— start DATASET EXTRACT —
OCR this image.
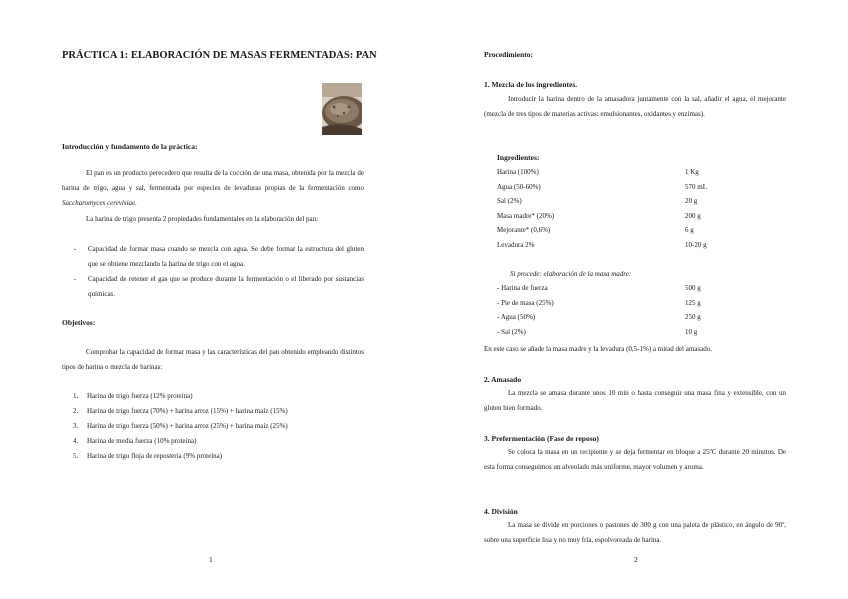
PRÁCTICA 1: ELABORACIÓN DE MASAS FERMENTADAS: PAN
Introducción y fundamento de la práctica:

El pan es un producto perecedero que resulta de la cocción de una masa, obtenida por la mezcla de harina de trigo, agua y sal, fermentada por especies de levaduras propias de la fermentación como Saccharomyces cerevisiae.

La harina de trigo presenta 2 propiedades fundamentales en la elaboración del pan:

- Capacidad de formar masa cuando se mezcla con agua. Se debe formar la estructura del gluten que se obtiene mezclando la harina de trigo con el agua.
- Capacidad de retener el gas que se produce durante la fermentación o el liberado por sustancias químicas.
Objetivos:

Comprobar la capacidad de formar masa y las características del pan obtenido empleando distintos tipos de harina o mezcla de harinas:

1. Harina de trigo fuerza (12% proteína)
2. Harina de trigo fuerza (70%) + harina arroz (15%) + harina maíz (15%)
3. Harina de trigo fuerza (50%) + harina arroz (25%) + harina maíz (25%)
4. Harina de media fuerza (10% proteína)
5. Harina de trigo floja de repostería (9% proteína)
1
Procedimiento:
1. Mezcla de los ingredientes.

Introducir la harina dentro de la amasadora juntamente con la sal, añadir el agua, el mejorante (mezcla de tres tipos de materias activas: emulsionantes, oxidantes y enzimas).

Ingredientes:
Harina (100%)	1 Kg
Agua (50-60%)	570 mL
Sal (2%)	20 g
Masa madre* (20%)	200 g
Mejorante* (0,6%)	6 g
Levadura 2%	10-20 g
Si procede: elaboración de la masa madre:
- Harina de fuerza	500 g
- Pie de masa (25%)	125 g
- Agua (50%)	250 g
- Sal (2%)	10 g

En este caso se añade la masa madre y la levadura (0,5-1%) a mitad del amasado.

2. Amasado

La mezcla se amasa durante unos 10 min o hasta conseguir una masa fina y extensible, con un gluten bien formado.

3. Prefermentación (Fase de reposo)

Se coloca la masa en un recipiente y se deja fermentar en bloque a 25ºC durante 20 minutos. De esta forma conseguimos un alveolado más uniforme, mayor volumen y aroma.

4. División

La masa se divide en porciones o pastones de 300 g con una paleta de plástico, en ángulo de 90º, sobre una superficie lisa y no muy fría, espolvoreada de harina.

2
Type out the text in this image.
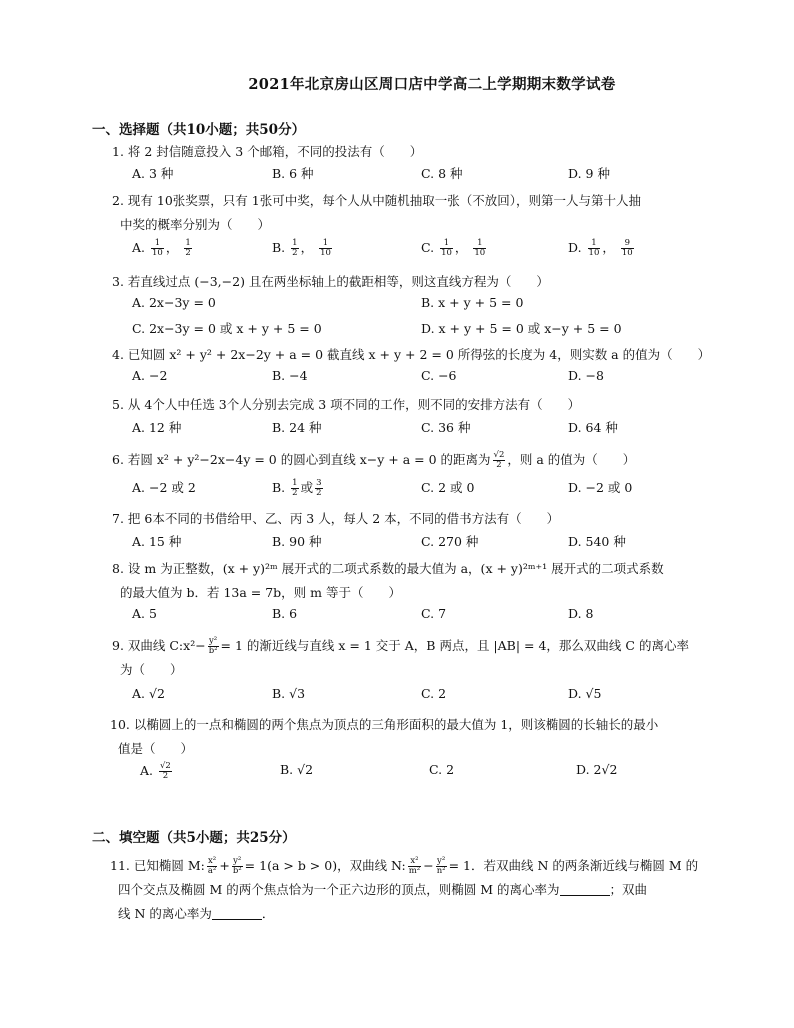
2021年北京房山区周口店中学高二上学期期末数学试卷
一、选择题（共10小题；共50分）
1. 将 2 封信随意投入 3 个邮箱，不同的投法有（　　）
A. 3 种	B. 6 种	C. 8 种	D. 9 种
2. 现有 10张奖票，只有 1张可中奖，每个人从中随机抽取一张（不放回），则第一人与第十人抽
中奖的概率分别为（　　）
A. $\frac{1}{10}$ ， $\frac{1}{2}$	B. $\frac{1}{2}$ ， $\frac{1}{10}$	C. $\frac{1}{10}$ ， $\frac{1}{10}$	D. $\frac{1}{10}$ ， $\frac{9}{10}$
3. 若直线过点 (−3,−2) 且在两坐标轴上的截距相等，则这直线方程为（　　）
A. 2x−3y = 0	B. x + y + 5 = 0
C. 2x−3y = 0 或 x + y + 5 = 0	D. x + y + 5 = 0 或 x−y + 5 = 0
4. 已知圆 x² + y² + 2x−2y + a = 0 截直线 x + y + 2 = 0 所得弦的长度为 4，则实数 a 的值为（　　）
A. −2	B. −4	C. −6	D. −8
5. 从 4个人中任选 3个人分别去完成 3 项不同的工作，则不同的安排方法有（　　）
A. 12 种	B. 24 种	C. 36 种	D. 64 种
6. 若圆 x² + y²−2x−4y = 0 的圆心到直线 x−y + a = 0 的距离为 $\frac{√2}{2}$ ，则 a 的值为（　　）
A. −2 或 2	B. $\frac{1}{2}$ 或 $\frac{3}{2}$	C. 2 或 0	D. −2 或 0
7. 把 6本不同的书借给甲、乙、丙 3 人，每人 2 本，不同的借书方法有（　　）
A. 15 种	B. 90 种	C. 270 种	D. 540 种
8. 设 m 为正整数，(x + y)²ᵐ 展开式的二项式系数的最大值为 a，(x + y)²ᵐ⁺¹ 展开式的二项式系数
的最大值为 b．若 13a = 7b，则 m 等于（　　）
A. 5	B. 6	C. 7	D. 8
9. 双曲线 C:x²− $\frac{\text{y²}}{\text{b²}} = 1$ 的渐近线与直线 x = 1 交于 A，B 两点，且 |AB| = 4，那么双曲线 C 的离心率
为（　　）
A. √2	B. √3	C. 2	D. √5
10. 以椭圆上的一点和椭圆的两个焦点为顶点的三角形面积的最大值为 1，则该椭圆的长轴长的最小
值是（　　）
A. $\frac{√2}{2}$	B. √2	C. 2	D. 2√2
二、填空题（共5小题；共25分）
11. 已知椭圆 M: $\frac{\text{x²}}{\text{a²}} + \frac{\text{y²}}{\text{b²}} = 1(a > b > 0)$，双曲线 N: $\frac{\text{x²}}{\text{m²}} - \frac{\text{y²}}{\text{n²}} = 1$．若双曲线 N 的两条渐近线与椭圆 M 的
四个交点及椭圆 M 的两个焦点恰为一个正六边形的顶点，则椭圆 M 的离心率为	；双曲
线 N 的离心率为	．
— end DATASET EXTRACT —
### TASK DIRECTIONS
Copy each line holding the word "maíz" from the listing above.

### TASK RESPONSE
2. Harina de trigo fuerza (70%) + harina arroz (15%) + harina maíz (15%)
3. Harina de trigo fuerza (50%) + harina arroz (25%) + harina maíz (25%)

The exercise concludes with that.